▶

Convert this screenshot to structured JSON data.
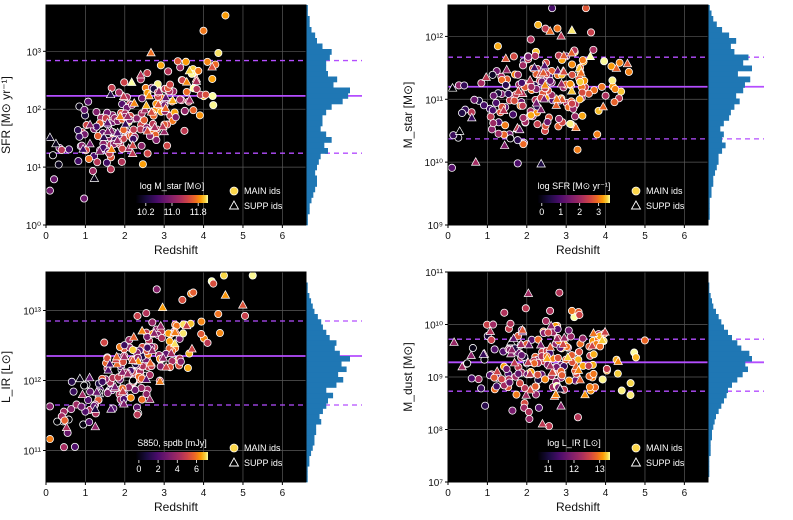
{
  "figure_title": "",
  "colors": {
    "background": "#000000",
    "grid": "#5a5a5a",
    "median_line": "#b44dff",
    "hist_fill": "#1f77b4",
    "marker_edge": "#ffffff"
  },
  "legend": {
    "main": "MAIN ids",
    "supp": "SUPP ids"
  },
  "chart_data": [
    {
      "type": "scatter",
      "id": "sfr",
      "xlabel": "Redshift",
      "ylabel": "SFR [M⊙ yr⁻¹]",
      "xlim": [
        0,
        6.6
      ],
      "ylim_log10": [
        0,
        3.8
      ],
      "x_ticks": [
        0,
        1,
        2,
        3,
        4,
        5,
        6
      ],
      "x_tick_labels": [
        "0",
        "1",
        "2",
        "3",
        "4",
        "5",
        "6"
      ],
      "y_ticks_log10": [
        0,
        1,
        2,
        3
      ],
      "y_tick_labels": [
        "10⁰",
        "10¹",
        "10²",
        "10³"
      ],
      "median_log10": 2.23,
      "p16_log10": 1.24,
      "p84_log10": 2.84,
      "colorbar": {
        "label": "log M_star [M⊙]",
        "range": [
          9.9,
          12.1
        ],
        "ticks": [
          10.2,
          11.0,
          11.8
        ],
        "tick_labels": [
          "10.2",
          "11.0",
          "11.8"
        ],
        "loc": "bottom-center"
      },
      "legend_loc": "bottom-right",
      "seed": 11,
      "n_main": 175,
      "n_supp": 45,
      "x_center": 2.3,
      "relation": {
        "a": 1.2,
        "b": 0.36,
        "sigma": 0.32
      },
      "hist_counts": [
        1,
        1,
        2,
        2,
        3,
        4,
        5,
        6,
        6,
        5,
        6,
        7,
        8,
        12,
        10,
        14,
        11,
        8,
        9,
        9,
        11,
        14,
        20,
        23,
        24,
        15,
        17,
        12,
        11,
        11,
        13,
        14,
        9,
        6,
        5,
        3,
        2,
        2,
        1,
        1
      ]
    },
    {
      "type": "scatter",
      "id": "mstar",
      "xlabel": "Redshift",
      "ylabel": "M_star [M⊙]",
      "xlim": [
        0,
        6.6
      ],
      "ylim_log10": [
        9,
        12.5
      ],
      "x_ticks": [
        0,
        1,
        2,
        3,
        4,
        5,
        6
      ],
      "x_tick_labels": [
        "0",
        "1",
        "2",
        "3",
        "4",
        "5",
        "6"
      ],
      "y_ticks_log10": [
        9,
        10,
        11,
        12
      ],
      "y_tick_labels": [
        "10⁹",
        "10¹⁰",
        "10¹¹",
        "10¹²"
      ],
      "median_log10": 11.2,
      "p16_log10": 10.37,
      "p84_log10": 11.67,
      "colorbar": {
        "label": "log SFR [M⊙ yr⁻¹]",
        "range": [
          -0.2,
          3.6
        ],
        "ticks": [
          0,
          1,
          2,
          3
        ],
        "tick_labels": [
          "0",
          "1",
          "2",
          "3"
        ],
        "loc": "bottom-center"
      },
      "legend_loc": "bottom-right",
      "seed": 23,
      "n_main": 175,
      "n_supp": 45,
      "x_center": 2.3,
      "relation": {
        "a": 10.9,
        "b": 0.12,
        "sigma": 0.42
      },
      "hist_counts": [
        0,
        1,
        1,
        1,
        1,
        2,
        2,
        3,
        3,
        4,
        5,
        6,
        6,
        8,
        10,
        8,
        9,
        7,
        9,
        12,
        13,
        15,
        18,
        16,
        20,
        21,
        24,
        17,
        25,
        20,
        23,
        15,
        13,
        16,
        12,
        8,
        5,
        3,
        2,
        1
      ]
    },
    {
      "type": "scatter",
      "id": "lir",
      "xlabel": "Redshift",
      "ylabel": "L_IR [L⊙]",
      "xlim": [
        0,
        6.6
      ],
      "ylim_log10": [
        10.55,
        13.55
      ],
      "x_ticks": [
        0,
        1,
        2,
        3,
        4,
        5,
        6
      ],
      "x_tick_labels": [
        "0",
        "1",
        "2",
        "3",
        "4",
        "5",
        "6"
      ],
      "y_ticks_log10": [
        11,
        12,
        13
      ],
      "y_tick_labels": [
        "10¹¹",
        "10¹²",
        "10¹³"
      ],
      "median_log10": 12.35,
      "p16_log10": 11.65,
      "p84_log10": 12.85,
      "colorbar": {
        "label": "S850, spdb [mJy]",
        "range": [
          -0.3,
          7.2
        ],
        "ticks": [
          0,
          2,
          4,
          6
        ],
        "tick_labels": [
          "0",
          "2",
          "4",
          "6"
        ],
        "loc": "bottom-center"
      },
      "legend_loc": "bottom-right",
      "seed": 37,
      "n_main": 175,
      "n_supp": 45,
      "x_center": 2.3,
      "relation": {
        "a": 11.55,
        "b": 0.38,
        "sigma": 0.3
      },
      "hist_counts": [
        1,
        1,
        1,
        2,
        2,
        3,
        4,
        5,
        5,
        6,
        6,
        9,
        8,
        10,
        12,
        13,
        16,
        12,
        18,
        22,
        19,
        24,
        21,
        26,
        20,
        17,
        18,
        14,
        12,
        10,
        9,
        7,
        5,
        4,
        3,
        2,
        1,
        1,
        0,
        0
      ]
    },
    {
      "type": "scatter",
      "id": "mdust",
      "xlabel": "Redshift",
      "ylabel": "M_dust [M⊙]",
      "xlim": [
        0,
        6.6
      ],
      "ylim_log10": [
        7,
        11
      ],
      "x_ticks": [
        0,
        1,
        2,
        3,
        4,
        5,
        6
      ],
      "x_tick_labels": [
        "0",
        "1",
        "2",
        "3",
        "4",
        "5",
        "6"
      ],
      "y_ticks_log10": [
        7,
        8,
        9,
        10,
        11
      ],
      "y_tick_labels": [
        "10⁷",
        "10⁸",
        "10⁹",
        "10¹⁰",
        "10¹¹"
      ],
      "median_log10": 9.28,
      "p16_log10": 8.73,
      "p84_log10": 9.72,
      "colorbar": {
        "label": "log L_IR [L⊙]",
        "range": [
          10.6,
          13.4
        ],
        "ticks": [
          11,
          12,
          13
        ],
        "tick_labels": [
          "11",
          "12",
          "13"
        ],
        "loc": "bottom-center"
      },
      "legend_loc": "bottom-right",
      "seed": 51,
      "n_main": 175,
      "n_supp": 45,
      "x_center": 2.3,
      "relation": {
        "a": 9.25,
        "b": 0.02,
        "sigma": 0.45
      },
      "hist_counts": [
        0,
        1,
        1,
        1,
        1,
        2,
        2,
        2,
        3,
        3,
        4,
        5,
        6,
        8,
        10,
        12,
        14,
        15,
        18,
        22,
        26,
        30,
        28,
        33,
        31,
        25,
        22,
        18,
        15,
        12,
        10,
        8,
        6,
        4,
        3,
        2,
        1,
        1,
        0,
        0
      ]
    }
  ]
}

◀

▶ **AIM OF THE TASK**: Transcribe all of the material exactly, leaving out whatever pictures it contains.

▶ **THE ANSWER**:
Convert this screenshot to structured JSON data.
{
  "figure_title": "",
  "colors": {
    "background": "#000000",
    "grid": "#5a5a5a",
    "median_line": "#b44dff",
    "hist_fill": "#1f77b4",
    "marker_edge": "#ffffff"
  },
  "legend": {
    "main": "MAIN ids",
    "supp": "SUPP ids"
  },
  "chart_data": [
    {
      "type": "scatter",
      "id": "sfr",
      "xlabel": "Redshift",
      "ylabel": "SFR [M⊙ yr⁻¹]",
      "xlim": [
        0,
        6.6
      ],
      "ylim_log10": [
        0,
        3.8
      ],
      "x_ticks": [
        0,
        1,
        2,
        3,
        4,
        5,
        6
      ],
      "x_tick_labels": [
        "0",
        "1",
        "2",
        "3",
        "4",
        "5",
        "6"
      ],
      "y_ticks_log10": [
        0,
        1,
        2,
        3
      ],
      "y_tick_labels": [
        "10⁰",
        "10¹",
        "10²",
        "10³"
      ],
      "median_log10": 2.23,
      "p16_log10": 1.24,
      "p84_log10": 2.84,
      "colorbar": {
        "label": "log M_star [M⊙]",
        "range": [
          9.9,
          12.1
        ],
        "ticks": [
          10.2,
          11.0,
          11.8
        ],
        "tick_labels": [
          "10.2",
          "11.0",
          "11.8"
        ],
        "loc": "bottom-center"
      },
      "legend_loc": "bottom-right",
      "seed": 11,
      "n_main": 175,
      "n_supp": 45,
      "x_center": 2.3,
      "relation": {
        "a": 1.2,
        "b": 0.36,
        "sigma": 0.32
      },
      "hist_counts": [
        1,
        1,
        2,
        2,
        3,
        4,
        5,
        6,
        6,
        5,
        6,
        7,
        8,
        12,
        10,
        14,
        11,
        8,
        9,
        9,
        11,
        14,
        20,
        23,
        24,
        15,
        17,
        12,
        11,
        11,
        13,
        14,
        9,
        6,
        5,
        3,
        2,
        2,
        1,
        1
      ]
    },
    {
      "type": "scatter",
      "id": "mstar",
      "xlabel": "Redshift",
      "ylabel": "M_star [M⊙]",
      "xlim": [
        0,
        6.6
      ],
      "ylim_log10": [
        9,
        12.5
      ],
      "x_ticks": [
        0,
        1,
        2,
        3,
        4,
        5,
        6
      ],
      "x_tick_labels": [
        "0",
        "1",
        "2",
        "3",
        "4",
        "5",
        "6"
      ],
      "y_ticks_log10": [
        9,
        10,
        11,
        12
      ],
      "y_tick_labels": [
        "10⁹",
        "10¹⁰",
        "10¹¹",
        "10¹²"
      ],
      "median_log10": 11.2,
      "p16_log10": 10.37,
      "p84_log10": 11.67,
      "colorbar": {
        "label": "log SFR [M⊙ yr⁻¹]",
        "range": [
          -0.2,
          3.6
        ],
        "ticks": [
          0,
          1,
          2,
          3
        ],
        "tick_labels": [
          "0",
          "1",
          "2",
          "3"
        ],
        "loc": "bottom-center"
      },
      "legend_loc": "bottom-right",
      "seed": 23,
      "n_main": 175,
      "n_supp": 45,
      "x_center": 2.3,
      "relation": {
        "a": 10.9,
        "b": 0.12,
        "sigma": 0.42
      },
      "hist_counts": [
        0,
        1,
        1,
        1,
        1,
        2,
        2,
        3,
        3,
        4,
        5,
        6,
        6,
        8,
        10,
        8,
        9,
        7,
        9,
        12,
        13,
        15,
        18,
        16,
        20,
        21,
        24,
        17,
        25,
        20,
        23,
        15,
        13,
        16,
        12,
        8,
        5,
        3,
        2,
        1
      ]
    },
    {
      "type": "scatter",
      "id": "lir",
      "xlabel": "Redshift",
      "ylabel": "L_IR [L⊙]",
      "xlim": [
        0,
        6.6
      ],
      "ylim_log10": [
        10.55,
        13.55
      ],
      "x_ticks": [
        0,
        1,
        2,
        3,
        4,
        5,
        6
      ],
      "x_tick_labels": [
        "0",
        "1",
        "2",
        "3",
        "4",
        "5",
        "6"
      ],
      "y_ticks_log10": [
        11,
        12,
        13
      ],
      "y_tick_labels": [
        "10¹¹",
        "10¹²",
        "10¹³"
      ],
      "median_log10": 12.35,
      "p16_log10": 11.65,
      "p84_log10": 12.85,
      "colorbar": {
        "label": "S850, spdb [mJy]",
        "range": [
          -0.3,
          7.2
        ],
        "ticks": [
          0,
          2,
          4,
          6
        ],
        "tick_labels": [
          "0",
          "2",
          "4",
          "6"
        ],
        "loc": "bottom-center"
      },
      "legend_loc": "bottom-right",
      "seed": 37,
      "n_main": 175,
      "n_supp": 45,
      "x_center": 2.3,
      "relation": {
        "a": 11.55,
        "b": 0.38,
        "sigma": 0.3
      },
      "hist_counts": [
        1,
        1,
        1,
        2,
        2,
        3,
        4,
        5,
        5,
        6,
        6,
        9,
        8,
        10,
        12,
        13,
        16,
        12,
        18,
        22,
        19,
        24,
        21,
        26,
        20,
        17,
        18,
        14,
        12,
        10,
        9,
        7,
        5,
        4,
        3,
        2,
        1,
        1,
        0,
        0
      ]
    },
    {
      "type": "scatter",
      "id": "mdust",
      "xlabel": "Redshift",
      "ylabel": "M_dust [M⊙]",
      "xlim": [
        0,
        6.6
      ],
      "ylim_log10": [
        7,
        11
      ],
      "x_ticks": [
        0,
        1,
        2,
        3,
        4,
        5,
        6
      ],
      "x_tick_labels": [
        "0",
        "1",
        "2",
        "3",
        "4",
        "5",
        "6"
      ],
      "y_ticks_log10": [
        7,
        8,
        9,
        10,
        11
      ],
      "y_tick_labels": [
        "10⁷",
        "10⁸",
        "10⁹",
        "10¹⁰",
        "10¹¹"
      ],
      "median_log10": 9.28,
      "p16_log10": 8.73,
      "p84_log10": 9.72,
      "colorbar": {
        "label": "log L_IR [L⊙]",
        "range": [
          10.6,
          13.4
        ],
        "ticks": [
          11,
          12,
          13
        ],
        "tick_labels": [
          "11",
          "12",
          "13"
        ],
        "loc": "bottom-center"
      },
      "legend_loc": "bottom-right",
      "seed": 51,
      "n_main": 175,
      "n_supp": 45,
      "x_center": 2.3,
      "relation": {
        "a": 9.25,
        "b": 0.02,
        "sigma": 0.45
      },
      "hist_counts": [
        0,
        1,
        1,
        1,
        1,
        2,
        2,
        2,
        3,
        3,
        4,
        5,
        6,
        8,
        10,
        12,
        14,
        15,
        18,
        22,
        26,
        30,
        28,
        33,
        31,
        25,
        22,
        18,
        15,
        12,
        10,
        8,
        6,
        4,
        3,
        2,
        1,
        1,
        0,
        0
      ]
    }
  ]
}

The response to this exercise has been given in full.